-------- Records supplied --------
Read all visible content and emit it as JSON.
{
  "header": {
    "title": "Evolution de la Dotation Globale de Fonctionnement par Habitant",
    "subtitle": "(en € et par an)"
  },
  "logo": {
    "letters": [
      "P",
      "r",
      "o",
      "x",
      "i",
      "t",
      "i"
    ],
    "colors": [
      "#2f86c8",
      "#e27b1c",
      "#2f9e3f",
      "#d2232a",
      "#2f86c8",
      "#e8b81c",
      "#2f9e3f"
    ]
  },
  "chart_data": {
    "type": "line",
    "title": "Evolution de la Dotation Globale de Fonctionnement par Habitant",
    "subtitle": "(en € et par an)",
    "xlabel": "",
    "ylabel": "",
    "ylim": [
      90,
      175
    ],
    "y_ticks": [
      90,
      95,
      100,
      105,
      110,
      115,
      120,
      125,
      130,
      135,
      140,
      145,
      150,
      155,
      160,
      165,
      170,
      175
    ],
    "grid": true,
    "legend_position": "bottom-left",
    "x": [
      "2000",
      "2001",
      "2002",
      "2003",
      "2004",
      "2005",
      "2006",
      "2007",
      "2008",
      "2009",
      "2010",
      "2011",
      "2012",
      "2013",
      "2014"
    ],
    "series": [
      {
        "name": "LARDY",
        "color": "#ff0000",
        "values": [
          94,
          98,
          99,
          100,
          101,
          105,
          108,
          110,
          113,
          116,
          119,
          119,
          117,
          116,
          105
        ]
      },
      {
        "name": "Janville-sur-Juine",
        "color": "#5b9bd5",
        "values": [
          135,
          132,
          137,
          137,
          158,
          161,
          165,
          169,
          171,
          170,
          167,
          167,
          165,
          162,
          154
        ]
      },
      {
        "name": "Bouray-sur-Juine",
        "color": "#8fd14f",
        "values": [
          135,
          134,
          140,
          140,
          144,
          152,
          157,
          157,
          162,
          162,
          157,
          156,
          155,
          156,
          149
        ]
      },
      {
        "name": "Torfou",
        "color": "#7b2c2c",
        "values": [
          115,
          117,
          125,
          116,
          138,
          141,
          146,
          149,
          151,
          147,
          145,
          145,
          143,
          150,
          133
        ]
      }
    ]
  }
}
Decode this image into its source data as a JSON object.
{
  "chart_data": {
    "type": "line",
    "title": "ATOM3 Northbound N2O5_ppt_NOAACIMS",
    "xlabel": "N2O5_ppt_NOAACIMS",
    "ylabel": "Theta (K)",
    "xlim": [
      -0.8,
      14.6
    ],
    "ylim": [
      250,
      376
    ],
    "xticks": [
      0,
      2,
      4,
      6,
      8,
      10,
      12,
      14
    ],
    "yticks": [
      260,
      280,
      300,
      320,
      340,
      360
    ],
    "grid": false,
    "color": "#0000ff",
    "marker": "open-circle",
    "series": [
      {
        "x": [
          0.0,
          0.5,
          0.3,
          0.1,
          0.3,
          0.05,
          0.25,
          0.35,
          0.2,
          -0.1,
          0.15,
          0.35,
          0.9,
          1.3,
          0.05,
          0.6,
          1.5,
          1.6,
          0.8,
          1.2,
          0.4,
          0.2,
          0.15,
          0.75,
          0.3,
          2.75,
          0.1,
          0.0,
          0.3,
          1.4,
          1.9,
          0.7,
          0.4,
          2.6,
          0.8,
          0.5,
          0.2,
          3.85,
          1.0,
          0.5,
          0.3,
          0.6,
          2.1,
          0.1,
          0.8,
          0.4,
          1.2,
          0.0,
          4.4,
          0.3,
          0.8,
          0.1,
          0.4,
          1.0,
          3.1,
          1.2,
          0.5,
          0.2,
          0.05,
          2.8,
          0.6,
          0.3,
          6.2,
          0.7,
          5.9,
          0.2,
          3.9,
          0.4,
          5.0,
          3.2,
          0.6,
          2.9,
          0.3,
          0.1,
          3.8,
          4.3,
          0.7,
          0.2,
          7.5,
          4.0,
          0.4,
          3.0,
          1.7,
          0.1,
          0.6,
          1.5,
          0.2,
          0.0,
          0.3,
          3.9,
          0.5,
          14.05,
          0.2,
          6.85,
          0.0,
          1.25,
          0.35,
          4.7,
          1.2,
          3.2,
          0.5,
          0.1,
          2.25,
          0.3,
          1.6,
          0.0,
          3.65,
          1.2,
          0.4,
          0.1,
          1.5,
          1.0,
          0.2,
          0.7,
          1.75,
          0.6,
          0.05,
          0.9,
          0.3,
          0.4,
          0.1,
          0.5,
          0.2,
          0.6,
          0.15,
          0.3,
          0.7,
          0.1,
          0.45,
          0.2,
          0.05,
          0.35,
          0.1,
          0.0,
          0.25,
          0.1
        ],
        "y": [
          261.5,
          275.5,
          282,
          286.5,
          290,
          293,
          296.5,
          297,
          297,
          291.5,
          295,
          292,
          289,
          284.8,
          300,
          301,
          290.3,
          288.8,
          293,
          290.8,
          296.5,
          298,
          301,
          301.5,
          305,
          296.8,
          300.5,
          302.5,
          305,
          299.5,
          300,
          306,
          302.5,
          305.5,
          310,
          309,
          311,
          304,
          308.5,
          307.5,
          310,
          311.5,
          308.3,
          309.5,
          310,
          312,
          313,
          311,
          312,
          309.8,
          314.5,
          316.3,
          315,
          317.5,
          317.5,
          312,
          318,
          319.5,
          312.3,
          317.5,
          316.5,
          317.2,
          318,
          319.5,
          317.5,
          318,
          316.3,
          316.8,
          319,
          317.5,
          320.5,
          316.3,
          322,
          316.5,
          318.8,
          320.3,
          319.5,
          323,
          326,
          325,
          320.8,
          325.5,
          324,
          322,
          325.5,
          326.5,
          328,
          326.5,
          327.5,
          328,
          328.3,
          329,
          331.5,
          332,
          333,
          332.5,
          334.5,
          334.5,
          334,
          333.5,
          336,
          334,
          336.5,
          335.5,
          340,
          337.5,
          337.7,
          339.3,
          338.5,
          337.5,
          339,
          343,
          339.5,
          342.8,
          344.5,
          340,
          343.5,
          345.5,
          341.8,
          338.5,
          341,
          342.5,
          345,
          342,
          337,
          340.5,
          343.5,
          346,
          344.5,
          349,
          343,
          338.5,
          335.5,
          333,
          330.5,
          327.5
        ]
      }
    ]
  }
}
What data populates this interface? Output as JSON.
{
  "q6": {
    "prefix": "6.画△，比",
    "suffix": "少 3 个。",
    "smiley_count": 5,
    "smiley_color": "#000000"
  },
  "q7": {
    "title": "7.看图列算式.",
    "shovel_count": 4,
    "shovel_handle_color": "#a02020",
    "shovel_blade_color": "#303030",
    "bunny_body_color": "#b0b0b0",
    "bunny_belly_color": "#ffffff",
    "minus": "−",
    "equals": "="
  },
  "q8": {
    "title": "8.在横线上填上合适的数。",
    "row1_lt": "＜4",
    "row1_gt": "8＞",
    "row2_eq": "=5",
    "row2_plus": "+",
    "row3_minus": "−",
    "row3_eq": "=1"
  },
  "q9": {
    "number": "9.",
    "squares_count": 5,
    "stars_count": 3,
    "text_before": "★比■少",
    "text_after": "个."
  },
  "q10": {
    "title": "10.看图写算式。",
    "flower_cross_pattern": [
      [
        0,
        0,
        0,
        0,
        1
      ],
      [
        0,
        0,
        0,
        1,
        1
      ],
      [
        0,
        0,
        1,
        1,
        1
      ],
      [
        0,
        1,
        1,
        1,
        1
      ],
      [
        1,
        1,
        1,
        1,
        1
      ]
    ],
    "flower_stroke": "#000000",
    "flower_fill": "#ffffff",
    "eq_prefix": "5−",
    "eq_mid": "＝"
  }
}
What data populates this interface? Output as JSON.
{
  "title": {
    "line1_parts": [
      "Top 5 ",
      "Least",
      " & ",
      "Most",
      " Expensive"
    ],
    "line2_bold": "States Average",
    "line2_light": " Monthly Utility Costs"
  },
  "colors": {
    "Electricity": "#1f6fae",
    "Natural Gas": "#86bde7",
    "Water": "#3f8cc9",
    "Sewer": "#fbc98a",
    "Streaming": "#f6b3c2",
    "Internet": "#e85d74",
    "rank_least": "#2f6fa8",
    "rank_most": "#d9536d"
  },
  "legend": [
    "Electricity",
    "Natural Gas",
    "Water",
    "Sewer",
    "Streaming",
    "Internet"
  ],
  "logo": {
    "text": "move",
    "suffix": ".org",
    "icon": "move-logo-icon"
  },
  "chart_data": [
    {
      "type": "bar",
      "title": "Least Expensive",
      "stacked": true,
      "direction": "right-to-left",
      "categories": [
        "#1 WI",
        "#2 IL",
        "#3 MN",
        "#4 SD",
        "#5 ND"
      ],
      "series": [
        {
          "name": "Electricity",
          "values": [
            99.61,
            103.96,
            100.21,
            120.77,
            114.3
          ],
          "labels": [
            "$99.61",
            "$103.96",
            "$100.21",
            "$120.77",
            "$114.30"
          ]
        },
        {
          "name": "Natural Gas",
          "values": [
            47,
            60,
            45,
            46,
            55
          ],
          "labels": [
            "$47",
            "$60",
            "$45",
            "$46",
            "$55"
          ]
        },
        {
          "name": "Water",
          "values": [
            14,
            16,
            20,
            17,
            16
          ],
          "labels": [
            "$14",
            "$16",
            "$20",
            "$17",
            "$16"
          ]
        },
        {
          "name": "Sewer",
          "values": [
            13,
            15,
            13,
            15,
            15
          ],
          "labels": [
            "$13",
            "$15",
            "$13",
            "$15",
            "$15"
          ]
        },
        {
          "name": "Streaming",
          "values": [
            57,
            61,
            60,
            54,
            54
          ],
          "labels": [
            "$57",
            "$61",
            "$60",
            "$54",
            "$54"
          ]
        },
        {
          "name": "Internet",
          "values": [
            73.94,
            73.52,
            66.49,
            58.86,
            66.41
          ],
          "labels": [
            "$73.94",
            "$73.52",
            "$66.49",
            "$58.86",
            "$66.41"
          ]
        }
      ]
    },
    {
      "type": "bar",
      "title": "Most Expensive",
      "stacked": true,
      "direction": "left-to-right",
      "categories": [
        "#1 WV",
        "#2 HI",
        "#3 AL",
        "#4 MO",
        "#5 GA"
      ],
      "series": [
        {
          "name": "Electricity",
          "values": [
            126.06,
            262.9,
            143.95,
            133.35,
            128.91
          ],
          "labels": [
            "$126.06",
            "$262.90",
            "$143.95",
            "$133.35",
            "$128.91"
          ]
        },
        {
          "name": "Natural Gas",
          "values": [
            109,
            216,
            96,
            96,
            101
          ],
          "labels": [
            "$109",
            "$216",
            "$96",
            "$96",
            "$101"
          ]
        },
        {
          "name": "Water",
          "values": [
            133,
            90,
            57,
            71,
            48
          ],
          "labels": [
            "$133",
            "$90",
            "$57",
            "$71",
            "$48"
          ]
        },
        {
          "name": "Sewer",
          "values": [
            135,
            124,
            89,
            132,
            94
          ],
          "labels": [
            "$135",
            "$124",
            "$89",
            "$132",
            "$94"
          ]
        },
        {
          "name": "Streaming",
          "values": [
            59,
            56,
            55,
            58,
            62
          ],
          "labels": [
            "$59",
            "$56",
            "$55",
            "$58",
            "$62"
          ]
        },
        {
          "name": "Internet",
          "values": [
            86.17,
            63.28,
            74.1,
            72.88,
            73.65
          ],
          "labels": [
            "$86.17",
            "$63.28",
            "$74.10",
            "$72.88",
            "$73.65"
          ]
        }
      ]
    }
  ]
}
--------
# Task details:
Identify and list each line with the word "Water".

# The solution:
    "Water": "#3f8cc9",
    "Water",
          "name": "Water",
          "name": "Water",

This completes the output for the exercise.